* _Короткое упражнение 1_
Выведите строки записей в неизменном виде, начав со строки, в которой есть «1084, 657, 1117]», и закончив строкой, в которой есть «course-code: 18CSL67 bbox=[198, 99, 324, 135]».

С младенчества посейчас, весь «Евгений Онегин» для меня сводится к трем сценам: той свечи – той скамьи – того паркета. Иные из моих современников усмотрели в «Евгении Онегине» блистательную шутку, почти сатиру. Может быть, они правы, и может быть, не прочти я его до семи лет… но я прочла его в том возрасте, когда ни шуток, ни сатиры нет: есть темные сады (как у нас в Тарусе), есть развороченная постель со свечой (как у нас в детской), есть блистательные паркеты (как у нас в зале) и есть любовь (как у меня в грудной ямке).

Быт? («Быт русского дворянства в первой половине XIX века».) Нужно же, чтобы люди были как-нибудь одеты.

* * *

После тайного сине-лилового Пушкина у меня появился другой Пушкин – уже не краденый, а дарёный, не тайный, а явный, не толсто-синий, а тонко-синий, – обезвреженный, приручённый Пушкин издания для городских училищ с негрским мальчиком, подпирающим кулачком скулу.

В этом Пушкине я любила только негрского мальчика. Кстати, этот детский негрский портрет по сей день считаю лучшим из портретов Пушкина, портретом далекой африканской души его и еще спящей – поэтической. Портрет в две дали – назад и вперед, портрет его крови и его грядущего гения. Такого мальчика вторично избрал бы Петр, такого мальчика тогда и избрал.

Книжку я не любила, это был другой Пушкин, в нем и Цыганы были другие, без Алеко, без Земфиры, с одним только медведем. Это была тайная любовь, ставшая явной… Но помимо содержания, отвращало уже само название: для городских училищ, вызывавшее что-то злобное, тощее и унылое, а именно – лица учеников городских училищ, – бедные лица: некормленые, грязные, посиневшие от мороза, как сам Пушкин, лица – внушавшие бы жалость, если бы не пара угрожающих кулаков классовой ненависти, лица, несмотря на эти кулаки, наверное, кому-нибудь жалость внушавшие, но любви внушить не могшие. Тощие, синие и злобные. Два кулака. Поперек запавшего живота – с огромной желтой бляхой, городских училищ, ремень.

Птичка божия не знает
Ни заботы, ни труда,
Хлопотливо не свивает
Долговечного гнезда.

Так что же она тогда делает? И кто же тогда вьет гнездо? И есть ли вообще такие птички, кроме кукушки, которая не птичка, а целая птичища? Эти стихи явно написаны про бабочку.

Но такова сила поэтического напева, что никому, кажется, за больше чем сто лет, в голову не пришло эту птичку проверить – и меньше всего – шестилетней тогдашней – мне. Раз сказано, так – так. В стихах – так. Эта птичка – поэтическая вольность. Интересно, что думают об этой птичке трезвые школьники Советской России?

* _Короткое упражнение 2_
Ответьте по фрагменту о Пушкине:
(a) К каким трем сценам сводится «Евгений Онегин»?
(b) С кем одним были Цыганы в книжке издания для городских училищ?
(c) Про кого, согласно фрагменту, явно написаны стихи о птичке божией?

* _Записи_
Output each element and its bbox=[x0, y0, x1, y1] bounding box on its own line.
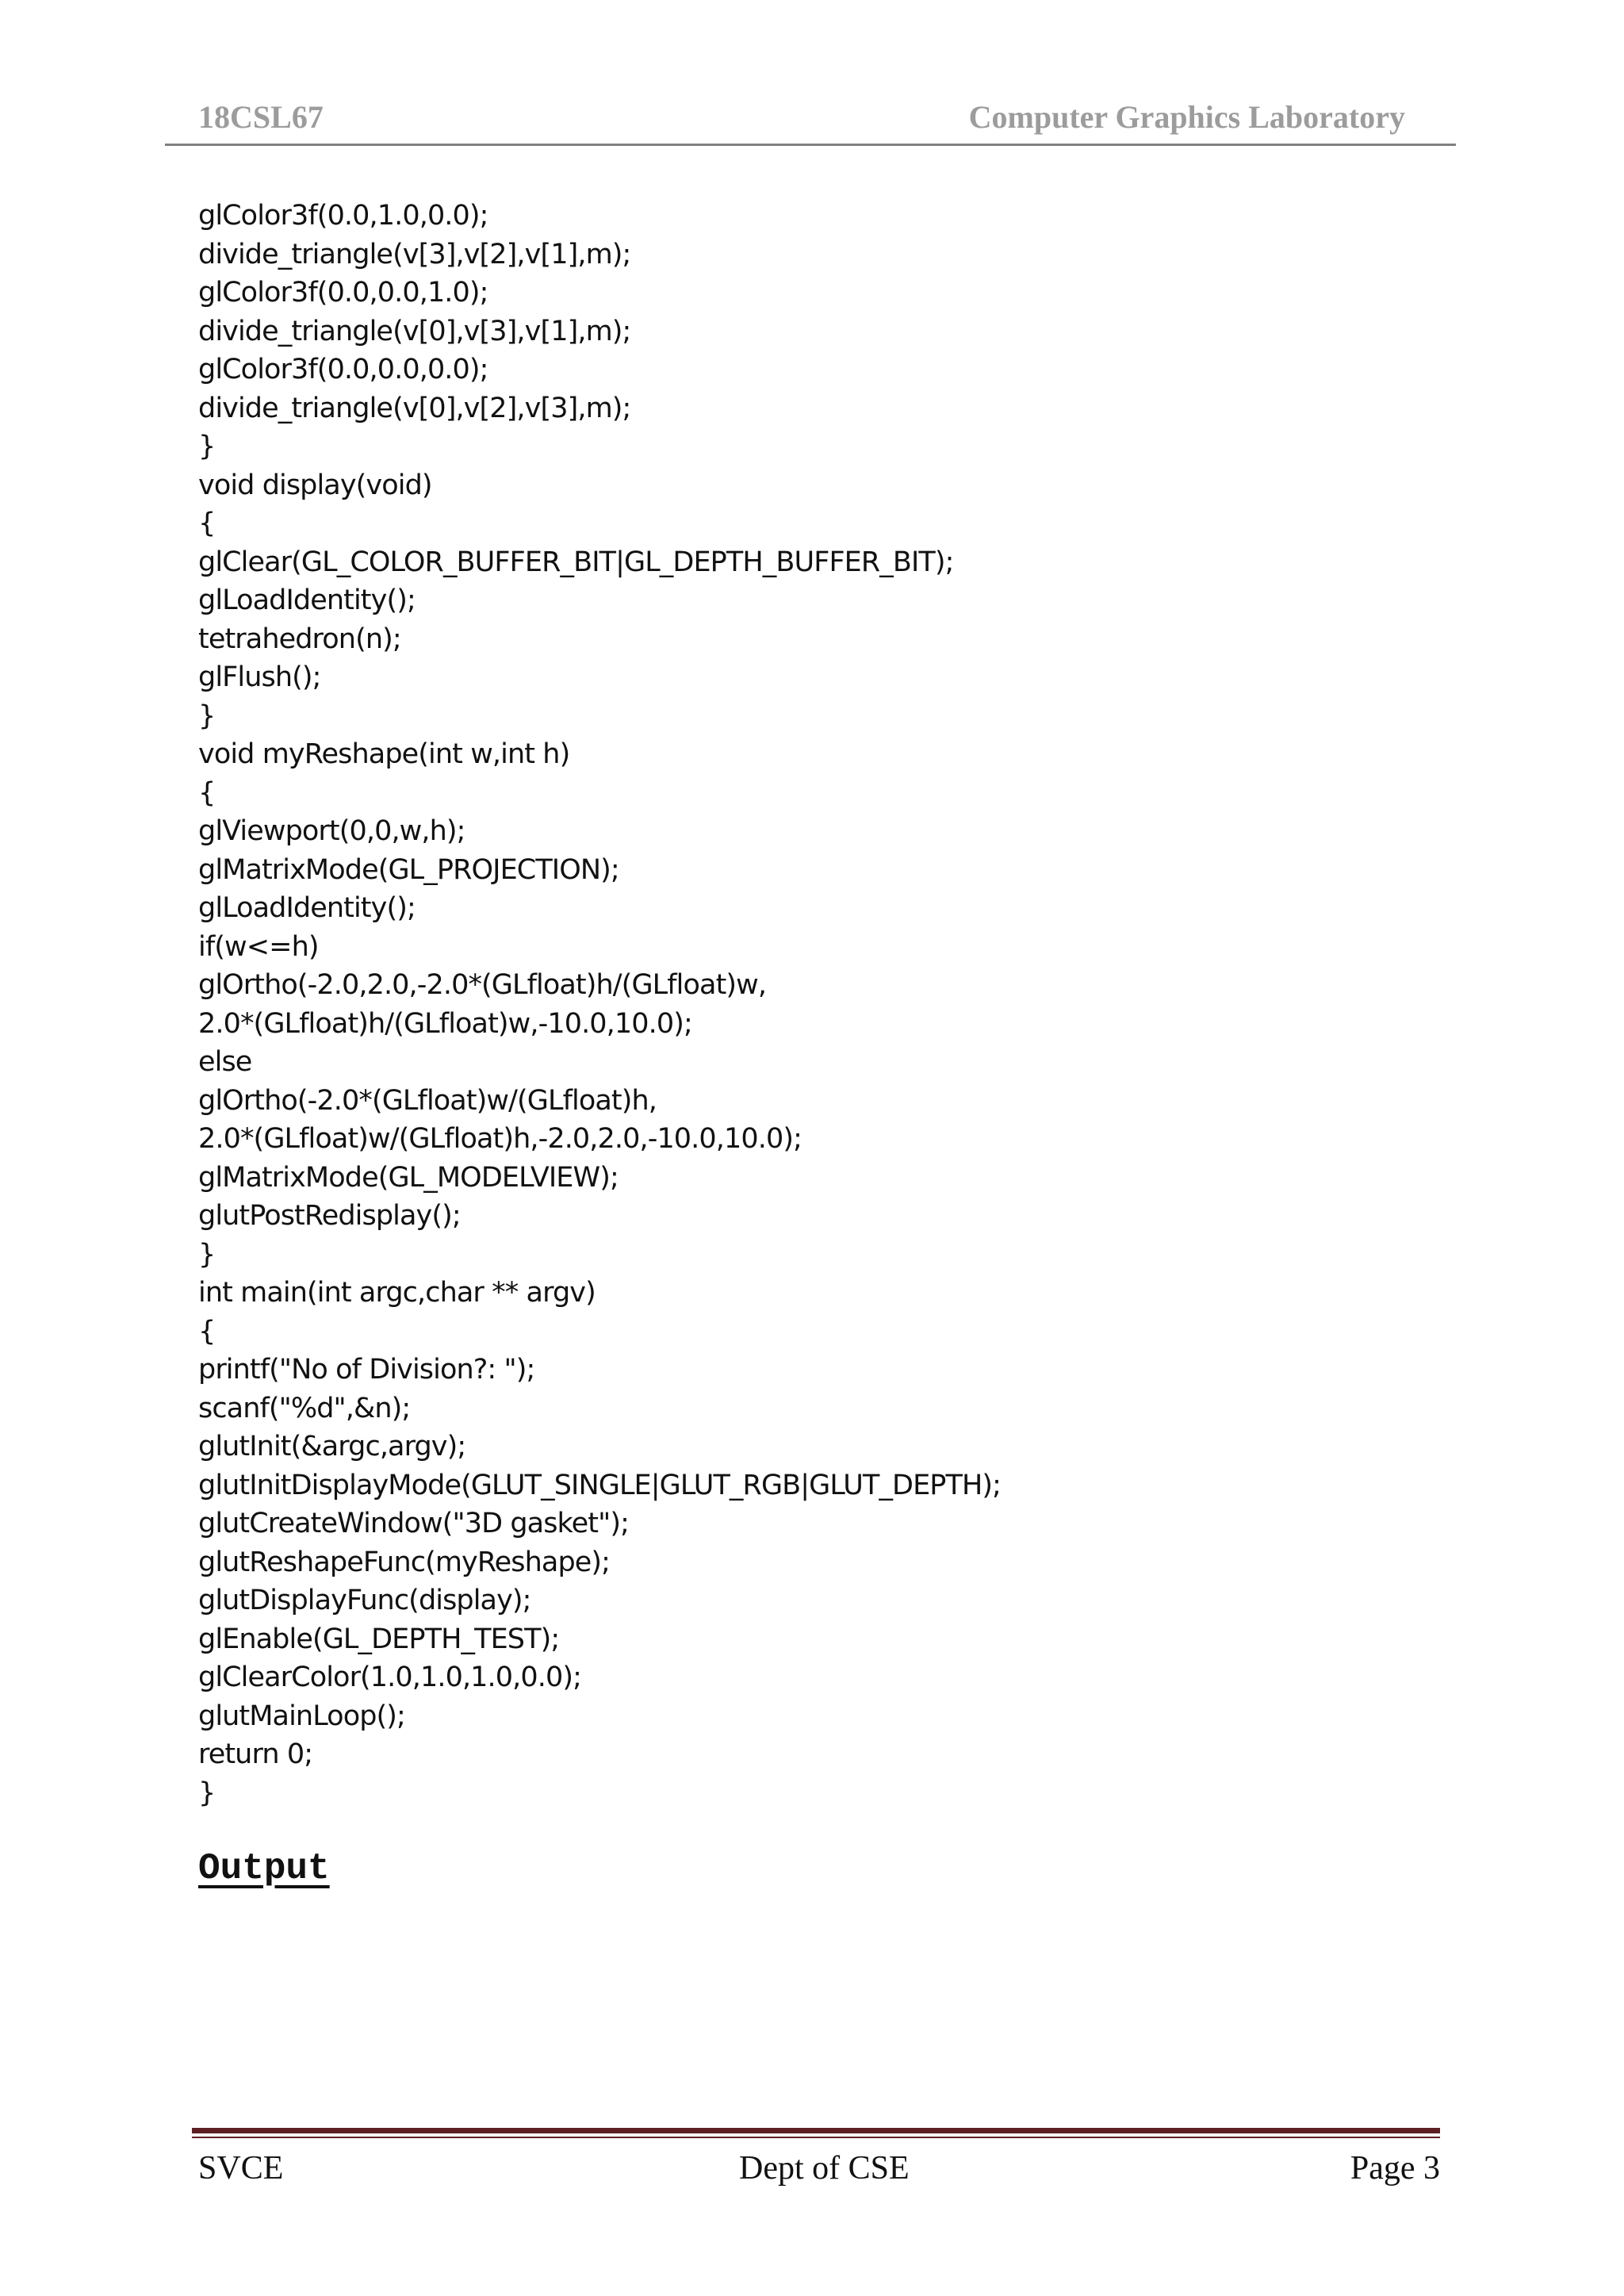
code-line: glOrtho(-2.0*(GLfloat)w/(GLfloat)h, bbox=[198, 1084, 657, 1117]
code-line: glColor3f(0.0,1.0,0.0); bbox=[198, 200, 488, 232]
code-line: printf("No of Division?: "); bbox=[198, 1354, 535, 1386]
code-line: glutMainLoop(); bbox=[198, 1700, 405, 1732]
output-heading: Output bbox=[198, 1848, 330, 1889]
code-line: { bbox=[198, 1315, 216, 1347]
page-header bbox=[165, 94, 1456, 144]
code-line: void myReshape(int w,int h) bbox=[198, 738, 570, 770]
code-line: else bbox=[198, 1046, 252, 1078]
code-line: 2.0*(GLfloat)w/(GLfloat)h,-2.0,2.0,-10.0,10.0); bbox=[198, 1123, 802, 1155]
course-code: 18CSL67 bbox=[198, 99, 324, 135]
footer-institution: SVCE bbox=[198, 2150, 284, 2187]
code-line: glViewport(0,0,w,h); bbox=[198, 815, 465, 847]
code-line: return 0; bbox=[198, 1738, 313, 1770]
code-line: tetrahedron(n); bbox=[198, 623, 401, 655]
code-line: glColor3f(0.0,0.0,1.0); bbox=[198, 277, 488, 309]
code-line: glEnable(GL_DEPTH_TEST); bbox=[198, 1623, 560, 1655]
code-line: glClear(GL_COLOR_BUFFER_BIT|GL_DEPTH_BUFFER_BIT); bbox=[198, 546, 954, 578]
code-line: glutReshapeFunc(myReshape); bbox=[198, 1546, 611, 1578]
code-line: glFlush(); bbox=[198, 661, 321, 693]
code-line: } bbox=[198, 1238, 216, 1271]
code-line: glLoadIdentity(); bbox=[198, 892, 416, 924]
code-line: glClearColor(1.0,1.0,1.0,0.0); bbox=[198, 1662, 581, 1693]
code-line: glMatrixMode(GL_MODELVIEW); bbox=[198, 1161, 619, 1194]
header-divider bbox=[165, 144, 1456, 146]
code-line: } bbox=[198, 700, 216, 732]
code-line: void display(void) bbox=[198, 469, 432, 501]
code-line: } bbox=[198, 431, 216, 462]
code-line: divide_triangle(v[0],v[3],v[1],m); bbox=[198, 315, 631, 347]
code-line: glOrtho(-2.0,2.0,-2.0*(GLfloat)h/(GLfloat)w, bbox=[198, 969, 767, 1001]
code-line: { bbox=[198, 508, 216, 539]
code-line: int main(int argc,char ** argv) bbox=[198, 1277, 596, 1309]
page-footer bbox=[198, 2141, 1440, 2197]
footer-department: Dept of CSE bbox=[739, 2150, 910, 2187]
code-line: glutPostRedisplay(); bbox=[198, 1200, 461, 1232]
lab-title: Computer Graphics Laboratory bbox=[968, 99, 1405, 135]
code-line: { bbox=[198, 776, 216, 809]
code-line: glutInitDisplayMode(GLUT_SINGLE|GLUT_RGB|GLUT_DEPTH); bbox=[198, 1469, 1002, 1501]
code-line: glutInit(&argc,argv); bbox=[198, 1431, 466, 1462]
code-line: if(w<=h) bbox=[198, 930, 319, 963]
page-number: Page 3 bbox=[1350, 2150, 1440, 2187]
code-line: glLoadIdentity(); bbox=[198, 585, 416, 616]
code-line: divide_triangle(v[0],v[2],v[3],m); bbox=[198, 392, 631, 424]
code-line: 2.0*(GLfloat)h/(GLfloat)w,-10.0,10.0); bbox=[198, 1007, 692, 1040]
code-line: glutDisplayFunc(display); bbox=[198, 1585, 531, 1616]
code-line: glMatrixMode(GL_PROJECTION); bbox=[198, 853, 619, 886]
code-listing bbox=[198, 197, 1435, 1812]
code-line: scanf("%d",&n); bbox=[198, 1392, 411, 1424]
footer-divider-thick bbox=[192, 2128, 1440, 2133]
code-line: glutCreateWindow("3D gasket"); bbox=[198, 1508, 629, 1539]
code-line: divide_triangle(v[3],v[2],v[1],m); bbox=[198, 238, 631, 270]
code-line: } bbox=[198, 1777, 216, 1809]
code-line: glColor3f(0.0,0.0,0.0); bbox=[198, 354, 488, 385]
footer-divider-thin bbox=[192, 2137, 1440, 2138]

* _Разбор решения 1_
code-line: glOrtho(-2.0*(GLfloat)w/(GLfloat)h, bbox=[198, 1084, 657, 1117]
code-line: glColor3f(0.0,1.0,0.0); bbox=[198, 200, 488, 232]
code-line: printf("No of Division?: "); bbox=[198, 1354, 535, 1386]
code-line: glutMainLoop(); bbox=[198, 1700, 405, 1732]
output-heading: Output bbox=[198, 1848, 330, 1889]
code-line: { bbox=[198, 1315, 216, 1347]
page-header bbox=[165, 94, 1456, 144]
code-line: void myReshape(int w,int h) bbox=[198, 738, 570, 770]
code-line: else bbox=[198, 1046, 252, 1078]
code-line: 2.0*(GLfloat)w/(GLfloat)h,-2.0,2.0,-10.0,10.0); bbox=[198, 1123, 802, 1155]
course-code: 18CSL67 bbox=[198, 99, 324, 135]

* _Разбор решения 2_
(a) К сценам той свечи, той скамьи и того паркета.
(b) С одним только медведем.
(c) Про бабочку.